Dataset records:
━━━

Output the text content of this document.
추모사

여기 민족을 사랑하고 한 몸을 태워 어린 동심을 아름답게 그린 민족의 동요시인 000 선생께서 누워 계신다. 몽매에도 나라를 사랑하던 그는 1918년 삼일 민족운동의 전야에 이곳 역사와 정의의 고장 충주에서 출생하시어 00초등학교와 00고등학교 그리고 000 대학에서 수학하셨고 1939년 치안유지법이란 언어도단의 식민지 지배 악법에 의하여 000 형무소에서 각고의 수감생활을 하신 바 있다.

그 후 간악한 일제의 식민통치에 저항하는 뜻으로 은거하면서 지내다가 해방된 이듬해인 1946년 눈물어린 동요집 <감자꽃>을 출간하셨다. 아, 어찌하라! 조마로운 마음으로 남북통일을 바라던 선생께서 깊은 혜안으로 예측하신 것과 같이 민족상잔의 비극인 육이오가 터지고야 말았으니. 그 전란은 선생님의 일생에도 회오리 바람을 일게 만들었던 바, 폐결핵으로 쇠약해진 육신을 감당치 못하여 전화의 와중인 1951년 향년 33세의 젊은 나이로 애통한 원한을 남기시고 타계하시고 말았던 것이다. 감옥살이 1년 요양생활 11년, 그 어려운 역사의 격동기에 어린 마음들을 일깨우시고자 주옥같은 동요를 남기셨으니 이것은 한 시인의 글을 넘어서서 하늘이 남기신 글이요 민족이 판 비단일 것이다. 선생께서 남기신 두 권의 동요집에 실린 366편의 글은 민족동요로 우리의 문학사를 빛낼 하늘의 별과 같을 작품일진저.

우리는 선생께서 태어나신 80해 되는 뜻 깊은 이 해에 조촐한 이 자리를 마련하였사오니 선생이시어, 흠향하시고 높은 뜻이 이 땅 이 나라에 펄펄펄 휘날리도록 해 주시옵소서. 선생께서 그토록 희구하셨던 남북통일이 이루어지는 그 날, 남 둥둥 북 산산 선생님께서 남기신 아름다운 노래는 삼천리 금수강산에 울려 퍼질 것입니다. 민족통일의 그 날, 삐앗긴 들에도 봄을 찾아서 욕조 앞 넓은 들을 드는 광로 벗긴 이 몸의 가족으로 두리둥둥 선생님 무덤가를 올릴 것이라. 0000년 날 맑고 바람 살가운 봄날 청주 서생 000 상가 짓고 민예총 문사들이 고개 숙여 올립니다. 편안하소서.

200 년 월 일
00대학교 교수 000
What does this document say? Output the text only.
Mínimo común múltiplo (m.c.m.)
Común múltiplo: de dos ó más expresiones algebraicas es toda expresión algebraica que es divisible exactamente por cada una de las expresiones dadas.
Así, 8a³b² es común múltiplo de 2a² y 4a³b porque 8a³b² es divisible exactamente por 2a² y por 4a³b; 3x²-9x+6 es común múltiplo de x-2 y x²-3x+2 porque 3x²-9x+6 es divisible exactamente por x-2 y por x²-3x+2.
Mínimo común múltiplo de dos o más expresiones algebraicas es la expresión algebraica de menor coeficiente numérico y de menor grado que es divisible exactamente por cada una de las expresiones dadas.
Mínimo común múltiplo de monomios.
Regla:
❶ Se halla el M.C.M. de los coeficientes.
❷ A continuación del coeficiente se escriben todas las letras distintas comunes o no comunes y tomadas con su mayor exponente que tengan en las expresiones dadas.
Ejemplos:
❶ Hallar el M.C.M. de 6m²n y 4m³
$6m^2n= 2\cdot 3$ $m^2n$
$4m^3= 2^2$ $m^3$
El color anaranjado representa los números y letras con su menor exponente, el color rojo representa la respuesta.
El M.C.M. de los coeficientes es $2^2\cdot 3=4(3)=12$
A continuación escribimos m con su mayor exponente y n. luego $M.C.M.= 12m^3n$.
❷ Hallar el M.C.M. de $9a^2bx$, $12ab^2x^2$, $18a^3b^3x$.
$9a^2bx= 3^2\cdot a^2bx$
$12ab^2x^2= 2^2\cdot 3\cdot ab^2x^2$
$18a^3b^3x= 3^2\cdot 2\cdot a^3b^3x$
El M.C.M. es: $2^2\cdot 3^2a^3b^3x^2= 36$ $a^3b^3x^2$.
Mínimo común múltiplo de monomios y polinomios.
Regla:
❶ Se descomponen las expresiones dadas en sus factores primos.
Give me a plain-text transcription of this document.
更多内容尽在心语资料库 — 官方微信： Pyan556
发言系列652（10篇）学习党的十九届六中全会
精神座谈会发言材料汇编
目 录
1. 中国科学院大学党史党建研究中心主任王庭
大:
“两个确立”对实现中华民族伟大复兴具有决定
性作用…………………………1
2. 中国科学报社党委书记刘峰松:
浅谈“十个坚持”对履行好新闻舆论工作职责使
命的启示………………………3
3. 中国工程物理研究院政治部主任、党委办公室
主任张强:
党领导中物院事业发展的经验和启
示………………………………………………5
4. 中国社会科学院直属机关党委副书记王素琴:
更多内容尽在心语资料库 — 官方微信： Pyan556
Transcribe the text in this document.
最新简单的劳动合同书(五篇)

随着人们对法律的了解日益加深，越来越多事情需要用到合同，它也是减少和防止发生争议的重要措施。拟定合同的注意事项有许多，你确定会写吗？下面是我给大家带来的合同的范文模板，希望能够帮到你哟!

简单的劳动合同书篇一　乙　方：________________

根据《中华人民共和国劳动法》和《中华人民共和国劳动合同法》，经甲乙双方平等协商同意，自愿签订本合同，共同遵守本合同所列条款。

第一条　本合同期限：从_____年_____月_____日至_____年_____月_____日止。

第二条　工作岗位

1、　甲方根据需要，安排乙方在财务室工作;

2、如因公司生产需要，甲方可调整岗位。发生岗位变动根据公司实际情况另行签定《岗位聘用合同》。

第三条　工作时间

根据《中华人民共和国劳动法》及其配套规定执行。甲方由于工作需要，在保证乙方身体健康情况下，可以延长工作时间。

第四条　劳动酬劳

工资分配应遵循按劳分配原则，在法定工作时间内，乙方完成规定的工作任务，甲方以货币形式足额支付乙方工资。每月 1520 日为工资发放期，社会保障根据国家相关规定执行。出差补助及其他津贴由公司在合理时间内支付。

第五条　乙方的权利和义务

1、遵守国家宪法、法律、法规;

━━━

SET EXERCISE: Each line above that holds the string "algebraicas" should be copied and shown.

TASK OUTPUT:
Común múltiplo: de dos ó más expresiones algebraicas es toda expresión algebraica que es divisible exactamente por cada una de las expresiones dadas.
Mínimo común múltiplo de dos o más expresiones algebraicas es la expresión algebraica de menor coeficiente numérico y de menor grado que es divisible exactamente por cada una de las expresiones dadas.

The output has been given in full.